Render each line of the data below as a JSON list of strings, one string per line, omitting blank lines and the pictures.

Layout coordinate data:
%%

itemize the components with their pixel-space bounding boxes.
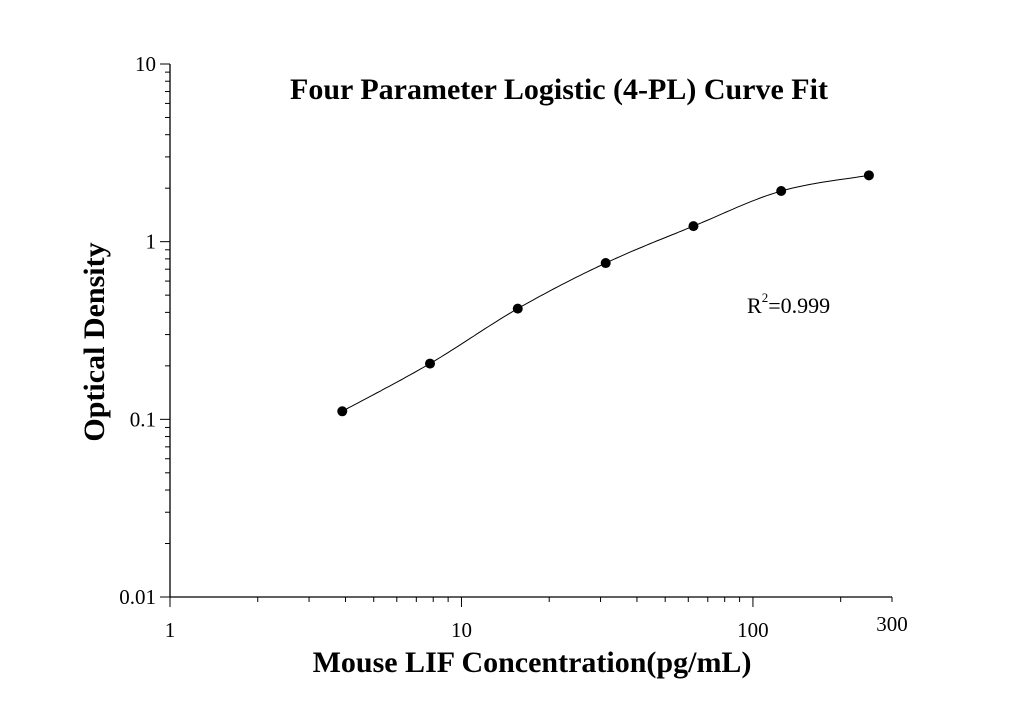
r-squared-label: R	[747, 293, 762, 318]
data-point	[863, 170, 874, 181]
r-squared-superscript: 2	[762, 290, 769, 305]
x-tick-label: 1	[165, 618, 176, 642]
chart-title: Four Parameter Logistic (4-PL) Curve Fit	[290, 73, 828, 106]
x-axis-label: Mouse LIF Concentration(pg/mL)	[313, 646, 752, 679]
data-point	[600, 258, 611, 269]
x-tick-label: 100	[737, 618, 769, 642]
data-point	[337, 406, 348, 417]
r-squared-annotation: R2=0.999	[747, 290, 830, 318]
data-point	[688, 221, 699, 232]
data-point	[512, 303, 523, 314]
axes	[169, 64, 892, 598]
data-point	[776, 186, 787, 197]
y-tick-label: 10	[135, 52, 156, 76]
y-tick-label: 0.01	[119, 585, 156, 609]
data-point	[425, 358, 436, 369]
y-axis-label: Optical Density	[78, 242, 111, 441]
r-squared-value: =0.999	[768, 293, 830, 318]
x-ticks: 1 10 100 300	[165, 597, 908, 642]
y-tick-label: 0.1	[130, 407, 156, 431]
x-tick-label: 10	[451, 618, 472, 642]
data-points	[337, 170, 874, 417]
y-tick-label: 1	[146, 230, 157, 254]
x-tick-label: 300	[876, 612, 908, 636]
y-ticks: 0.01 0.1 1 10	[119, 52, 170, 609]
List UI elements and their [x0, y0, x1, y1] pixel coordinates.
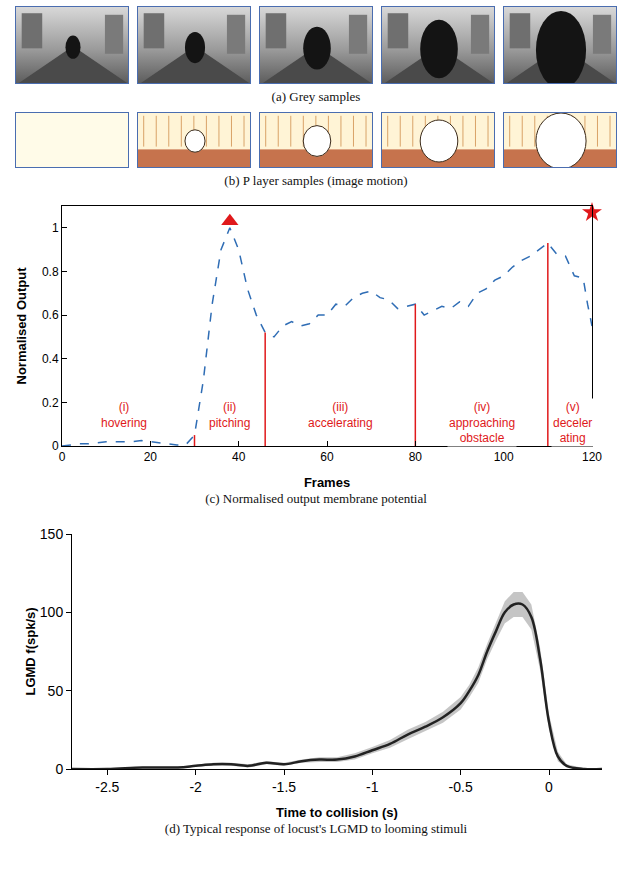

%%

Response to this task -
[
  "itemize the components with their pixel-space bounding boxes.",
  "r-squared-label: R\t[747, 293, 762, 318]",
  "data-point\t[863, 170, 874, 181]",
  "r-squared-superscript: 2\t[762, 290, 769, 305]",
  "x-tick-label: 1\t[165, 618, 176, 642]",
  "chart-title: Four Parameter Logistic (4-PL) Curve Fit\t[290, 73, 828, 106]",
  "x-axis-label: Mouse LIF Concentration(pg/mL)\t[313, 646, 752, 679]",
  "data-point\t[600, 258, 611, 269]",
  "x-tick-label: 100\t[737, 618, 769, 642]",
  "data-point\t[337, 406, 348, 417]",
  "r-squared-annotation: R2=0.999\t[747, 290, 830, 318]",
  "data-point\t[688, 221, 699, 232]",
  "data-point\t[512, 303, 523, 314]",
  "axes\t[169, 64, 892, 598]",
  "data-point\t[776, 186, 787, 197]",
  "y-tick-label: 10\t[135, 52, 156, 76]",
  "y-tick-label: 0.01\t[119, 585, 156, 609]",
  "data-point\t[425, 358, 436, 369]",
  "y-axis-label: Optical Density\t[78, 242, 111, 441]",
  "r-squared-value: =0.999\t[768, 293, 830, 318]",
  "x-ticks: 1 10 100 300\t[165, 597, 908, 642]",
  "y-tick-label: 0.1\t[130, 407, 156, 431]",
  "x-tick-label: 10\t[451, 618, 472, 642]",
  "data-points\t[337, 170, 874, 417]",
  "y-tick-label: 1\t[146, 230, 157, 254]",
  "x-tick-label: 300\t[876, 612, 908, 636]",
  "y-ticks: 0.01 0.1 1 10\t[119, 52, 170, 609]",
  "List UI elements and their [x0, y0, x1, y1] pixel coordinates."
]